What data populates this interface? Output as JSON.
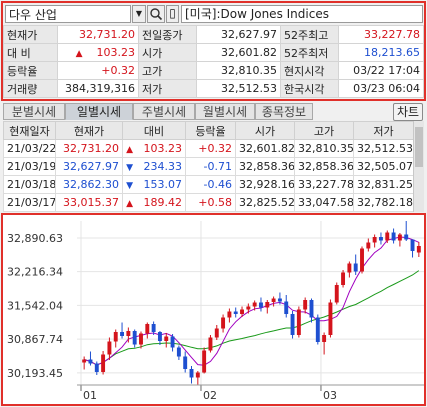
{
  "search": {
    "stock_name": "다우 산업",
    "index_name": "[미국]:Dow Jones Indices",
    "dropdown_glyph": "▼",
    "clear_glyph": "▯"
  },
  "quote": {
    "rows": [
      [
        {
          "label": "현재가"
        },
        {
          "value": "32,731.20",
          "color": "red"
        },
        {
          "label": "전일종가"
        },
        {
          "value": "32,627.97"
        },
        {
          "label": "52주최고"
        },
        {
          "value": "33,227.78",
          "color": "red"
        }
      ],
      [
        {
          "label": "대 비"
        },
        {
          "value": "103.23",
          "color": "red",
          "arrow": "▲"
        },
        {
          "label": "시가"
        },
        {
          "value": "32,601.82"
        },
        {
          "label": "52주최저"
        },
        {
          "value": "18,213.65",
          "color": "blue"
        }
      ],
      [
        {
          "label": "등락율"
        },
        {
          "value": "+0.32",
          "color": "red"
        },
        {
          "label": "고가"
        },
        {
          "value": "32,810.35"
        },
        {
          "label": "현지시각"
        },
        {
          "value": "03/22 17:04"
        }
      ],
      [
        {
          "label": "거래량"
        },
        {
          "value": "384,319,316"
        },
        {
          "label": "저가"
        },
        {
          "value": "32,512.53"
        },
        {
          "label": "한국시각"
        },
        {
          "value": "03/23 06:04"
        }
      ]
    ]
  },
  "tabs": [
    "분별시세",
    "일별시세",
    "주별시세",
    "월별시세",
    "종목정보"
  ],
  "active_tab": 1,
  "chart_button": "차트",
  "daily": {
    "headers": [
      "현재일자",
      "현재가",
      "대비",
      "등락율",
      "시가",
      "고가",
      "저가"
    ],
    "rows": [
      {
        "date": "21/03/22",
        "close": "32,731.20",
        "dir": "up",
        "change": "103.23",
        "rate": "+0.32",
        "open": "32,601.82",
        "high": "32,810.35",
        "low": "32,512.53"
      },
      {
        "date": "21/03/19",
        "close": "32,627.97",
        "dir": "down",
        "change": "234.33",
        "rate": "-0.71",
        "open": "32,858.36",
        "high": "32,858.36",
        "low": "32,505.07"
      },
      {
        "date": "21/03/18",
        "close": "32,862.30",
        "dir": "down",
        "change": "153.07",
        "rate": "-0.46",
        "open": "32,928.16",
        "high": "33,227.78",
        "low": "32,831.25"
      },
      {
        "date": "21/03/17",
        "close": "33,015.37",
        "dir": "up",
        "change": "189.42",
        "rate": "+0.58",
        "open": "32,825.52",
        "high": "33,047.58",
        "low": "32,782.18"
      }
    ]
  },
  "colors": {
    "up": "#d4141c",
    "down": "#1e4fd0",
    "ma_short": "#a000c0",
    "ma_long": "#1a9a1a",
    "frame": "#e0302a"
  },
  "chart_data": {
    "type": "candlestick",
    "y_ticks": [
      "32,890.63",
      "32,216.34",
      "31,542.04",
      "30,867.74",
      "30,193.45"
    ],
    "y_tick_values": [
      32890.63,
      32216.34,
      31542.04,
      30867.74,
      30193.45
    ],
    "x_labels": [
      "01",
      "02",
      "03"
    ],
    "ylim": [
      29950,
      33230
    ],
    "candles": [
      [
        30400,
        30520,
        30260,
        30460
      ],
      [
        30460,
        30620,
        30340,
        30380
      ],
      [
        30380,
        30420,
        30150,
        30210
      ],
      [
        30210,
        30630,
        30160,
        30560
      ],
      [
        30560,
        30900,
        30450,
        30820
      ],
      [
        30820,
        31060,
        30700,
        31010
      ],
      [
        31010,
        31200,
        30880,
        30930
      ],
      [
        30930,
        31100,
        30800,
        31030
      ],
      [
        31030,
        31060,
        30700,
        30760
      ],
      [
        30760,
        31020,
        30680,
        30980
      ],
      [
        30980,
        31200,
        30880,
        31170
      ],
      [
        31170,
        31220,
        30950,
        31010
      ],
      [
        31010,
        31030,
        30750,
        30830
      ],
      [
        30830,
        30990,
        30700,
        30920
      ],
      [
        30920,
        30970,
        30620,
        30700
      ],
      [
        30700,
        30740,
        30450,
        30520
      ],
      [
        30520,
        30620,
        30200,
        30270
      ],
      [
        30270,
        30330,
        29980,
        30100
      ],
      [
        30100,
        30230,
        29960,
        30200
      ],
      [
        30200,
        30700,
        30180,
        30640
      ],
      [
        30640,
        30950,
        30600,
        30900
      ],
      [
        30900,
        31150,
        30850,
        31080
      ],
      [
        31080,
        31360,
        31000,
        31300
      ],
      [
        31300,
        31480,
        31200,
        31420
      ],
      [
        31420,
        31500,
        31300,
        31370
      ],
      [
        31370,
        31520,
        31310,
        31460
      ],
      [
        31460,
        31580,
        31380,
        31520
      ],
      [
        31520,
        31640,
        31440,
        31600
      ],
      [
        31600,
        31700,
        31420,
        31500
      ],
      [
        31500,
        31650,
        31380,
        31610
      ],
      [
        31610,
        31720,
        31520,
        31680
      ],
      [
        31680,
        31800,
        31560,
        31620
      ],
      [
        31620,
        31750,
        31300,
        31370
      ],
      [
        31370,
        31430,
        30880,
        30950
      ],
      [
        30950,
        31520,
        30900,
        31460
      ],
      [
        31460,
        31700,
        31380,
        31650
      ],
      [
        31650,
        31680,
        31200,
        31300
      ],
      [
        31300,
        31360,
        30760,
        30810
      ],
      [
        30810,
        31000,
        30560,
        30950
      ],
      [
        30950,
        31660,
        30900,
        31600
      ],
      [
        31600,
        32000,
        31560,
        31950
      ],
      [
        31950,
        32250,
        31900,
        32200
      ],
      [
        32200,
        32420,
        32100,
        32380
      ],
      [
        32380,
        32560,
        32150,
        32220
      ],
      [
        32220,
        32720,
        32180,
        32680
      ],
      [
        32680,
        32880,
        32620,
        32800
      ],
      [
        32800,
        32960,
        32700,
        32910
      ],
      [
        32910,
        33000,
        32760,
        32840
      ],
      [
        32840,
        33040,
        32790,
        33000
      ],
      [
        33000,
        33080,
        32780,
        32840
      ],
      [
        32840,
        32990,
        32720,
        32960
      ],
      [
        32960,
        33230,
        32830,
        32860
      ],
      [
        32860,
        32860,
        32500,
        32630
      ],
      [
        32600,
        32810,
        32510,
        32730
      ]
    ]
  }
}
══════════
▶ [What is expected] Show the lines of the records that include the string "change".

▶ [Problem solution]
        "change": "103.23",
        "change": "234.33",
        "change": "153.07",
        "change": "189.42",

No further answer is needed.